▸ **BACAAN**
**********
Opini
Barrack, Cermin Buram Kebiadaban Amerika Serikat

Konferensi pers di Beirut itu mestinya menjadi ruang diplomasi. Sebuah panggung kecil tempat kata-kata bisa mempertemukan kepentingan, meski sekadar basa-basi protokol. Namun yang terjadi justru adegan yang lebih mirip parodi kebiadaban yang dibungkus jas resmi. Tom Barrack, utusan khusus Amerika Serikat, berdiri di depan para jurnalis Lebanon bukan dengan kerendahan hati, melainkan dengan amarah yang dipoles jargon. Ia menuding wartawan di hadapannya sebagai “animalistic,” “insane,” lalu menasihati mereka agar “act civilized” dan “act tolerant.” Kata-kata yang mestinya keluar dari mulut seorang pengajar anak SD yang bosan menenangkan kelas, bukan dari seorang diplomat senior yang mewakili negara adidaya.
**********
▸ **CUPLIKAN DATA**
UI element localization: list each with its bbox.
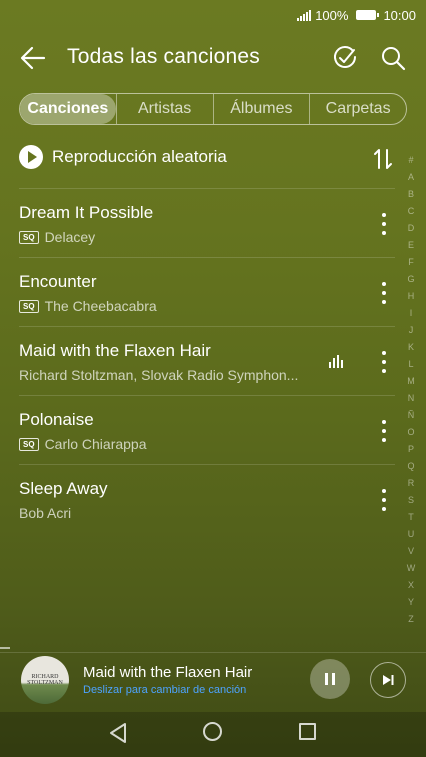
**********
Teruskan opini tentang sikap Tom Barrack dalam konferensi pers di Beirut itu, dimulai tepat setelah kalimat terakhirnya.

Absurd, bukan? Seorang pejabat dari negeri yang berkali-kali menyalakan bara perang, meluluhlantakkan kota, dan menghancurkan peradaban lain, kini berdiri gagah menuduh wartawan Lebanon tidak beradab. Ironinya begitu telanjang. Kita semua tahu siapa yang pernah menyerbu Irak dengan dalih senjata pemusnah massal yang tak pernah terbukti, siapa yang dua dekade bercokol di Afghanistan hanya untuk pergi dengan tangan kosong, meninggalkan rakyat dalam kehancuran. Kita tahu siapa yang setiap hari membiayai mesin perang Israel yang melumat Gaza, mengubur anak-anak, perempuan, dan jurnalis di bawah reruntuhan. Kalau itu bukan “animalistic,” lalu apa?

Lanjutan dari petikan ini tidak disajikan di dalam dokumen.